Set task: Where the string "hamda" occurs in the material below, report the whole line.

Excerpted records:

>> Start

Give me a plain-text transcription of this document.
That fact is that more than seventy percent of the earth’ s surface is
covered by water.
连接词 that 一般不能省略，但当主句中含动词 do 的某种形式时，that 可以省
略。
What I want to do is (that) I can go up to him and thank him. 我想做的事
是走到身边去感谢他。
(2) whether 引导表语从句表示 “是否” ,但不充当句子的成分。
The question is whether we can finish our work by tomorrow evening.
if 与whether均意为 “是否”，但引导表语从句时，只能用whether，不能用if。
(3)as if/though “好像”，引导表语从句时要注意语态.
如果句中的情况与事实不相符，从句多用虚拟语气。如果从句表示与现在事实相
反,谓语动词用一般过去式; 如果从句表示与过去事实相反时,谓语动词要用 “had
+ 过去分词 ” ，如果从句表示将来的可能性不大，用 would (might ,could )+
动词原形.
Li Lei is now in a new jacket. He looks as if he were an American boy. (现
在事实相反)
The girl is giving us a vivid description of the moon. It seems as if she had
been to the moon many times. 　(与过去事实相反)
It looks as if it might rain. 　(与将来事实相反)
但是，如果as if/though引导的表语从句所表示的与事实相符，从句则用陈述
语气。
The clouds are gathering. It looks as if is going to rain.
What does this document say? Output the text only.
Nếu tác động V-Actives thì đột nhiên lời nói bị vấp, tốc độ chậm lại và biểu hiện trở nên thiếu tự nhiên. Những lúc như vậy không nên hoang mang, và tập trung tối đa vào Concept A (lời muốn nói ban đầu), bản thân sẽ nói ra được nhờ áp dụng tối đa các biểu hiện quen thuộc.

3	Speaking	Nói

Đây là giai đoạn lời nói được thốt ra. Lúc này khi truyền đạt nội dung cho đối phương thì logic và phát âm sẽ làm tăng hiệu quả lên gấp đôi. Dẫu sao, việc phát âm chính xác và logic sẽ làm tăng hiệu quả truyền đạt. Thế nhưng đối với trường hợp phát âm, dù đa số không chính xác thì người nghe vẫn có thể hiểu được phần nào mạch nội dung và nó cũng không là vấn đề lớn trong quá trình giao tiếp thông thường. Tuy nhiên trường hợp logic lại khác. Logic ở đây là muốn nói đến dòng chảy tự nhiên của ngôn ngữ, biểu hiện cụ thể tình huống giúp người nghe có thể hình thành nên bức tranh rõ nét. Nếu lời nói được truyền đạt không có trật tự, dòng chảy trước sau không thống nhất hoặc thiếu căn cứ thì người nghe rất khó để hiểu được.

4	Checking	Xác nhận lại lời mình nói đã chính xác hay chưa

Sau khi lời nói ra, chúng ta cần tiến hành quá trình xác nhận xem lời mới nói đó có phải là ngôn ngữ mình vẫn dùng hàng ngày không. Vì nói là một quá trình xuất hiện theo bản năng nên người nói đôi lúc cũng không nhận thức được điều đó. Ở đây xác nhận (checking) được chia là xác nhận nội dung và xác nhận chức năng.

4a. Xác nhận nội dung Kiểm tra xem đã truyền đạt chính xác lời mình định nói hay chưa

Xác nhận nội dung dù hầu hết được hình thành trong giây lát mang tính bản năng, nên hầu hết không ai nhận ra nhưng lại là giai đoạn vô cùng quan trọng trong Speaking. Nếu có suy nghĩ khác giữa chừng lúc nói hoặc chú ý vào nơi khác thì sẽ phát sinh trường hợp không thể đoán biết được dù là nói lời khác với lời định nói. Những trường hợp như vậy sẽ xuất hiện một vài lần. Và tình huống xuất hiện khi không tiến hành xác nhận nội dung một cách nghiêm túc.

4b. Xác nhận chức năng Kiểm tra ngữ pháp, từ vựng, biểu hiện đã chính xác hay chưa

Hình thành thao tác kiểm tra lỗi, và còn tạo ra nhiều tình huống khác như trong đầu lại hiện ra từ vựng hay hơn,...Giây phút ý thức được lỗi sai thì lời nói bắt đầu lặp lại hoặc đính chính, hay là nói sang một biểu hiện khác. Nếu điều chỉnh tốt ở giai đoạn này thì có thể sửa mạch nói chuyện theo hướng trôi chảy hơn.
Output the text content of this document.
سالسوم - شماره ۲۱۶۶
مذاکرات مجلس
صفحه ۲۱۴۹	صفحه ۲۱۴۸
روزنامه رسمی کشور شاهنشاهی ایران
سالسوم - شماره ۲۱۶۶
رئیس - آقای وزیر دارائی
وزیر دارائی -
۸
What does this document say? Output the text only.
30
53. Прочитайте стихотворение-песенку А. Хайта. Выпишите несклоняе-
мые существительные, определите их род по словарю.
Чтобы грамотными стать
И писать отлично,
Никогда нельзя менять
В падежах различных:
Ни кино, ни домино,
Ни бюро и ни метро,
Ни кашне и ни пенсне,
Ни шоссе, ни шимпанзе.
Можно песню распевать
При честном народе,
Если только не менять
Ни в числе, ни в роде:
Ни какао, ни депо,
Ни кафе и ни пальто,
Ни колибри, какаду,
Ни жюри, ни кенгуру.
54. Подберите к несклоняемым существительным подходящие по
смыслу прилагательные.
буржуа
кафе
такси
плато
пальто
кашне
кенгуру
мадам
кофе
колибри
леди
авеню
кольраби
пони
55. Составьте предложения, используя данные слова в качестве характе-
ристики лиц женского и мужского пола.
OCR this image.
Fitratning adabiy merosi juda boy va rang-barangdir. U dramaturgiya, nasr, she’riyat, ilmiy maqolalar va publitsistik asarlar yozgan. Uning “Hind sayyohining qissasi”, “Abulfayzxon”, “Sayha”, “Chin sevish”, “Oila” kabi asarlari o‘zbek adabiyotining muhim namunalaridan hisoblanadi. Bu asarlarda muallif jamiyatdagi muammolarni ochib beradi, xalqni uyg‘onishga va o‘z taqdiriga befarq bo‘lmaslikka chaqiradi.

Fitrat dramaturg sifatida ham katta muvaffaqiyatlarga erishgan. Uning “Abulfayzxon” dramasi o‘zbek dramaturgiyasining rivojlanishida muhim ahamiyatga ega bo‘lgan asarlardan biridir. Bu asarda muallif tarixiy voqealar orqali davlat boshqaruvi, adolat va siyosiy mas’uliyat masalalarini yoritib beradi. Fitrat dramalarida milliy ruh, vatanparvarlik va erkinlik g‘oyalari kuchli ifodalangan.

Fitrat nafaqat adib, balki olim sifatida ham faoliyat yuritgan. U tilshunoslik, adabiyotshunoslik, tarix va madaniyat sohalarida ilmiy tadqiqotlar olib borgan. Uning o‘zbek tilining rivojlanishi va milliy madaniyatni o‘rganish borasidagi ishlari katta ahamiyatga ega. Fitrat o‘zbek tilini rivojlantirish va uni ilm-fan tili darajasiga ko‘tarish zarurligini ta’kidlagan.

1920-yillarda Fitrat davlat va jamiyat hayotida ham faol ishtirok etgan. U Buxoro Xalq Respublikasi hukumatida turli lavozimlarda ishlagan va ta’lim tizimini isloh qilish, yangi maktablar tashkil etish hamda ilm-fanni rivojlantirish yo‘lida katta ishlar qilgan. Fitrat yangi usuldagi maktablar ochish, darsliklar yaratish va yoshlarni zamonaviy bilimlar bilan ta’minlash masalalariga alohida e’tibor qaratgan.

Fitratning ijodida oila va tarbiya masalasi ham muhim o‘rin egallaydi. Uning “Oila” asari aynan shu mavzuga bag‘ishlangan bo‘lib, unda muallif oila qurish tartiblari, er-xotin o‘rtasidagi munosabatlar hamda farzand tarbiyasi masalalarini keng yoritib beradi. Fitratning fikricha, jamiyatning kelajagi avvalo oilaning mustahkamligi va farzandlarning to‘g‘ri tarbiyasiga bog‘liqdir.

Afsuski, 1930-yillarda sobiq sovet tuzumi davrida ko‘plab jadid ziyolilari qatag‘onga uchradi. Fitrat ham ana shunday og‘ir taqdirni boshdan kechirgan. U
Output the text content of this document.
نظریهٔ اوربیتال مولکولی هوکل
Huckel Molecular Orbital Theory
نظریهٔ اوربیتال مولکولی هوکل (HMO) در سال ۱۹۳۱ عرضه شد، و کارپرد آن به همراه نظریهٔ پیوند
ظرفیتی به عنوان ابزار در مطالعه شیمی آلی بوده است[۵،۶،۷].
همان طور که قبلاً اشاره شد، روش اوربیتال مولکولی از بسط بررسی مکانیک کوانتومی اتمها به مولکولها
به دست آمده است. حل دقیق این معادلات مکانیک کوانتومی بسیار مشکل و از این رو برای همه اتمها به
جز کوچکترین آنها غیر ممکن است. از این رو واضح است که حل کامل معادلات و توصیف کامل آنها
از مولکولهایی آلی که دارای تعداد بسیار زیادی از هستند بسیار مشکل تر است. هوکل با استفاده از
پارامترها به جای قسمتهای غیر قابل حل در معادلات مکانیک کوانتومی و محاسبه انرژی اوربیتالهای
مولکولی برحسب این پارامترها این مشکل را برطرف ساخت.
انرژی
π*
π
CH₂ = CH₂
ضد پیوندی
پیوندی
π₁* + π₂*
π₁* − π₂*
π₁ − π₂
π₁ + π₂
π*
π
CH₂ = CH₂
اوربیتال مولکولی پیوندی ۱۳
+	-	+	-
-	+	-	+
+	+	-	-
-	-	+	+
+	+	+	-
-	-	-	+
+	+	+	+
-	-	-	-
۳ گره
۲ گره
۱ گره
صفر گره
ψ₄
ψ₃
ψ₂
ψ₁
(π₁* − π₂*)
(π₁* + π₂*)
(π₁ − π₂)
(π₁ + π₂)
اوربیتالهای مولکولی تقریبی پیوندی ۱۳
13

>> End

Task output:
1920-yillarda Fitrat davlat va jamiyat hayotida ham faol ishtirok etgan. U Buxoro Xalq Respublikasi hukumatida turli lavozimlarda ishlagan va ta’lim tizimini isloh qilish, yangi maktablar tashkil etish hamda ilm-fanni rivojlantirish yo‘lida katta ishlar qilgan. Fitrat yangi usuldagi maktablar ochish, darsliklar yaratish va yoshlarni zamonaviy bilimlar bilan ta’minlash masalalariga alohida e’tibor qaratgan.
Fitratning ijodida oila va tarbiya masalasi ham muhim o‘rin egallaydi. Uning “Oila” asari aynan shu mavzuga bag‘ishlangan bo‘lib, unda muallif oila qurish tartiblari, er-xotin o‘rtasidagi munosabatlar hamda farzand tarbiyasi masalalarini keng yoritib beradi. Fitratning fikricha, jamiyatning kelajagi avvalo oilaning mustahkamligi va farzandlarning to‘g‘ri tarbiyasiga bog‘liqdir.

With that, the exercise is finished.